- DIRECTIVE -
Select every line containing the word "location" from the material, and copy those lines.

- DATA SECTION -
···
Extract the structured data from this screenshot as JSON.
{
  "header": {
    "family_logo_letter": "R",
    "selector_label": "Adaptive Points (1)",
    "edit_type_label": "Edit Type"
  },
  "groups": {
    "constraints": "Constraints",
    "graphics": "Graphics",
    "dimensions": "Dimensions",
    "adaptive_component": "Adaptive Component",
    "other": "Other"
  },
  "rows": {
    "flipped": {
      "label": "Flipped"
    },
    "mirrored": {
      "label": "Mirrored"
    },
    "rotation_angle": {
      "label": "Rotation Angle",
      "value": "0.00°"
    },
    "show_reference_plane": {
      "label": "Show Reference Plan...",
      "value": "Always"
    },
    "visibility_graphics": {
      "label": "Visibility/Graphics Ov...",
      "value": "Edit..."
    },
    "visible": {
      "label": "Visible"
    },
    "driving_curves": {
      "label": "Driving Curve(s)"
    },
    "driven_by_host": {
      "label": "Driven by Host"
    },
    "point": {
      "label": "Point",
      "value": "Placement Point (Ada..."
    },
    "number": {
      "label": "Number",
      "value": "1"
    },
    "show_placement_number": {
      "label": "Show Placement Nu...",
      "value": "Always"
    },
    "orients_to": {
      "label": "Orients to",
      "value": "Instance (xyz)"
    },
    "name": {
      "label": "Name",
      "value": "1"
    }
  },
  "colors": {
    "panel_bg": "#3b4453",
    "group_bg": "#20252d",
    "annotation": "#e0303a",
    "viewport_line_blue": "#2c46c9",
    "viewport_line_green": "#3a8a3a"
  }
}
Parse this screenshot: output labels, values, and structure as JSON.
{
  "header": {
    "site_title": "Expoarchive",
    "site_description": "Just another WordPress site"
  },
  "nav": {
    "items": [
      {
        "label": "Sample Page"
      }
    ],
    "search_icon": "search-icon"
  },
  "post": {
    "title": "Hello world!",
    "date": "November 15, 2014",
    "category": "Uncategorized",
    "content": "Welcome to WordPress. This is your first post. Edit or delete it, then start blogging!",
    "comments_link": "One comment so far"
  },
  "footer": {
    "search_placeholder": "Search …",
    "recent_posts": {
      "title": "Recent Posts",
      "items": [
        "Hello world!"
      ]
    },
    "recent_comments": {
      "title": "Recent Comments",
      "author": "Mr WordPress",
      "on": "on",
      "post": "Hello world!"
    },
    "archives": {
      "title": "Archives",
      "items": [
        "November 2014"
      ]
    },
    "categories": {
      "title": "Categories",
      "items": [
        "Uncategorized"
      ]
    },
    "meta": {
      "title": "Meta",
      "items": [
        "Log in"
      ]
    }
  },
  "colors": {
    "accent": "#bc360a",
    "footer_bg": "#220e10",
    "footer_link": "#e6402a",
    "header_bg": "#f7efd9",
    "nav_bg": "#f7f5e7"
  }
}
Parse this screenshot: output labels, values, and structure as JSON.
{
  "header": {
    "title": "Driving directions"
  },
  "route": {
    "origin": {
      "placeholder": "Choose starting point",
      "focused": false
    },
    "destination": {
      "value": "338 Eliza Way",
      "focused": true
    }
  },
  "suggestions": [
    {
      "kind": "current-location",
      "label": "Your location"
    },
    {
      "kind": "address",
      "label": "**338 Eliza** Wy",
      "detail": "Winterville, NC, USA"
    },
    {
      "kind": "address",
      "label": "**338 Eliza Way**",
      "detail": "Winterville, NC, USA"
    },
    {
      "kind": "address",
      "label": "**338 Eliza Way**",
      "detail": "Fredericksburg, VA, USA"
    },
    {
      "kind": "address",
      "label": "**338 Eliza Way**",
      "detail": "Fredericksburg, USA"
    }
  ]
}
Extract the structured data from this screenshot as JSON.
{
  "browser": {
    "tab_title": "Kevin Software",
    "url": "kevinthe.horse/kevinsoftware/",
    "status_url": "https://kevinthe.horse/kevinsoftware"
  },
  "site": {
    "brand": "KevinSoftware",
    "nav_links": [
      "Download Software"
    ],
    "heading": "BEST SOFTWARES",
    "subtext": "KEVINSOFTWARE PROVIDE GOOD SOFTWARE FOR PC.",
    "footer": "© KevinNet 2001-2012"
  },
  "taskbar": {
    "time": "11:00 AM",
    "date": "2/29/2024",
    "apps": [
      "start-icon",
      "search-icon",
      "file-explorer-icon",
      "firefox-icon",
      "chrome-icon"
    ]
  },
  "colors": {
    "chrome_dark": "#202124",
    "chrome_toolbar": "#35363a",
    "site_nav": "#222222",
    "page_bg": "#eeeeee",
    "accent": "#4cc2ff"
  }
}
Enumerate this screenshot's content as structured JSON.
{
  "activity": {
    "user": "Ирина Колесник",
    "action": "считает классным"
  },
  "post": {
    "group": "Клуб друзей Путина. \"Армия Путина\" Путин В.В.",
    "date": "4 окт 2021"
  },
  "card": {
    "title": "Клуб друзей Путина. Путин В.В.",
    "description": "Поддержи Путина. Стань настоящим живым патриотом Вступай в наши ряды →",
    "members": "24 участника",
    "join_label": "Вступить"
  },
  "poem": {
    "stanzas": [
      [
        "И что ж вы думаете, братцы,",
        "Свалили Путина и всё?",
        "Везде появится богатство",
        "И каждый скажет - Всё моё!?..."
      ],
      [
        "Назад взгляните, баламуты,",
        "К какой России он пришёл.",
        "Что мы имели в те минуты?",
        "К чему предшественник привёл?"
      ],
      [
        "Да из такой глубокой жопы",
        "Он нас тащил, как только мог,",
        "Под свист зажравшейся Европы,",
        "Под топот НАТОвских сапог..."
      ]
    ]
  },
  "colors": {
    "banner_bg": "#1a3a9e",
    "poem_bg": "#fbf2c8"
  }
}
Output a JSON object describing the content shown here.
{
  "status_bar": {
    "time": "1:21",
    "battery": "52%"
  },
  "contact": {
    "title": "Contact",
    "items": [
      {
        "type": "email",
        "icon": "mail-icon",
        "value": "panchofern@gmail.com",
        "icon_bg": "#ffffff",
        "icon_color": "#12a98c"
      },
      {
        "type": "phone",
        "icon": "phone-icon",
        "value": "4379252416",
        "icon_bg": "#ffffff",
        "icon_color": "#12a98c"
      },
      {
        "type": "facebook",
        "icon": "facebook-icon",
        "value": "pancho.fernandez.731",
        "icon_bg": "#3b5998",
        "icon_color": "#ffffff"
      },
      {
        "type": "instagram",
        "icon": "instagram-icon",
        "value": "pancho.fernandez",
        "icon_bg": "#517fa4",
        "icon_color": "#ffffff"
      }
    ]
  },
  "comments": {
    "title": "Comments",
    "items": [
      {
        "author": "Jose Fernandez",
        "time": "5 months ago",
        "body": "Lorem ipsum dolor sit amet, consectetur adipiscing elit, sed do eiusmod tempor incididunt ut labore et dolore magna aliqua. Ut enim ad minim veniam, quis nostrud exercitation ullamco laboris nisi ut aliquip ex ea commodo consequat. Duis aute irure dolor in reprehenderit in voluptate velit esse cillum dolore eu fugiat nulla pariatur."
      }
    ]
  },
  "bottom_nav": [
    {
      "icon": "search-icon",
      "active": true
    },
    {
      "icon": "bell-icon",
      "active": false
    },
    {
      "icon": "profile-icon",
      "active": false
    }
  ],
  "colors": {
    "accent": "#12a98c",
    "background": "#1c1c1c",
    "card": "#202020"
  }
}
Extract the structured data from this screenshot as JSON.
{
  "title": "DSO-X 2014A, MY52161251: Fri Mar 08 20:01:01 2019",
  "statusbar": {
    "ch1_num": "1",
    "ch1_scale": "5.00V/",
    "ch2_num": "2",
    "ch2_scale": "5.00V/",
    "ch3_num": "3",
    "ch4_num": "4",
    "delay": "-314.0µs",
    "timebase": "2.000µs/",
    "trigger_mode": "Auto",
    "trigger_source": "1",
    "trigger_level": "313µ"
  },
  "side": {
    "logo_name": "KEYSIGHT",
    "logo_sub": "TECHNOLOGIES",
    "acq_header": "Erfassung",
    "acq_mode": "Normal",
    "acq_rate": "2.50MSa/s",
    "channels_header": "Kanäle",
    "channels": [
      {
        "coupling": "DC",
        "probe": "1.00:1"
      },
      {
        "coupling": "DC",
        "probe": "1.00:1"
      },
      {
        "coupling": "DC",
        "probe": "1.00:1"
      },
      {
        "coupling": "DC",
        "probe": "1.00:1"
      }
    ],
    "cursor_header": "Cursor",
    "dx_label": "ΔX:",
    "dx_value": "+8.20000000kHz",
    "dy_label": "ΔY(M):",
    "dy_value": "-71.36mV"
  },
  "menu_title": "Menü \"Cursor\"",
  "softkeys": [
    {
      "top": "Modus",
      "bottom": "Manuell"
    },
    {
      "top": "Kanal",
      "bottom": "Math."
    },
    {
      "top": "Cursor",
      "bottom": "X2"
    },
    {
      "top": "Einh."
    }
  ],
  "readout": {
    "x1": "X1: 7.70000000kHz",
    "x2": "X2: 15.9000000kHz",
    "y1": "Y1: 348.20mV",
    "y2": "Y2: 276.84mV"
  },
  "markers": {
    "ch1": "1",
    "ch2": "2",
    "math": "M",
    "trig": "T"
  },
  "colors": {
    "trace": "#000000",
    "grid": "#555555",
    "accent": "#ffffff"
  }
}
···
- FINAL RESULT -
      "kind": "current-location",
      "label": "Your location"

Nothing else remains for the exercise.